:: Aim of the exercise ::
In this exercise, return the whole listing exactly, excluding any images.

** START Information given **

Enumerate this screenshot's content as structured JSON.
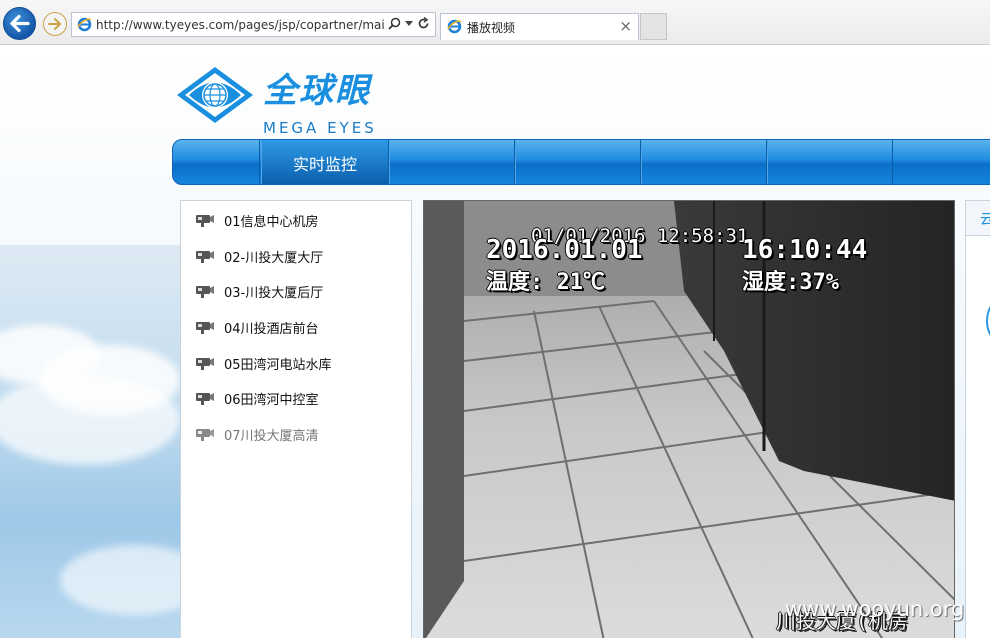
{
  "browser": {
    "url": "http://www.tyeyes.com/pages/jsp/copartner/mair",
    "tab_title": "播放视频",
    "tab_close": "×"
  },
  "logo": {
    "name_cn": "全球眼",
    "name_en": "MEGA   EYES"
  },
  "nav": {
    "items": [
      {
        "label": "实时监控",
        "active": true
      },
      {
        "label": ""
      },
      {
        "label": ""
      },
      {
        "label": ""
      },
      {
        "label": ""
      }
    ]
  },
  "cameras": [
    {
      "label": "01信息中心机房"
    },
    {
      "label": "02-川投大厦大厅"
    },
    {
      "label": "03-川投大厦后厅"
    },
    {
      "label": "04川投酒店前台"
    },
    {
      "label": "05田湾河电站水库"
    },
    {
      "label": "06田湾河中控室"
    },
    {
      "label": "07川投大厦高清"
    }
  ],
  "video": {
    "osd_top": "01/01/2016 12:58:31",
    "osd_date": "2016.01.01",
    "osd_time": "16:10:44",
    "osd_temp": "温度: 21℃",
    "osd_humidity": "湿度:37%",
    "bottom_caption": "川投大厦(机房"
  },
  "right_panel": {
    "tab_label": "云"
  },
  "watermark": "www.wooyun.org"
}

** END Information given **

:: Correct result ::
Enumerate this screenshot's content as structured JSON.
{
  "browser": {
    "url": "http://www.tyeyes.com/pages/jsp/copartner/mair",
    "tab_title": "播放视频",
    "tab_close": "×"
  },
  "logo": {
    "name_cn": "全球眼",
    "name_en": "MEGA   EYES"
  },
  "nav": {
    "items": [
      {
        "label": "实时监控",
        "active": true
      },
      {
        "label": ""
      },
      {
        "label": ""
      },
      {
        "label": ""
      },
      {
        "label": ""
      }
    ]
  },
  "cameras": [
    {
      "label": "01信息中心机房"
    },
    {
      "label": "02-川投大厦大厅"
    },
    {
      "label": "03-川投大厦后厅"
    },
    {
      "label": "04川投酒店前台"
    },
    {
      "label": "05田湾河电站水库"
    },
    {
      "label": "06田湾河中控室"
    },
    {
      "label": "07川投大厦高清"
    }
  ],
  "video": {
    "osd_top": "01/01/2016 12:58:31",
    "osd_date": "2016.01.01",
    "osd_time": "16:10:44",
    "osd_temp": "温度: 21℃",
    "osd_humidity": "湿度:37%",
    "bottom_caption": "川投大厦(机房"
  },
  "right_panel": {
    "tab_label": "云"
  },
  "watermark": "www.wooyun.org"
}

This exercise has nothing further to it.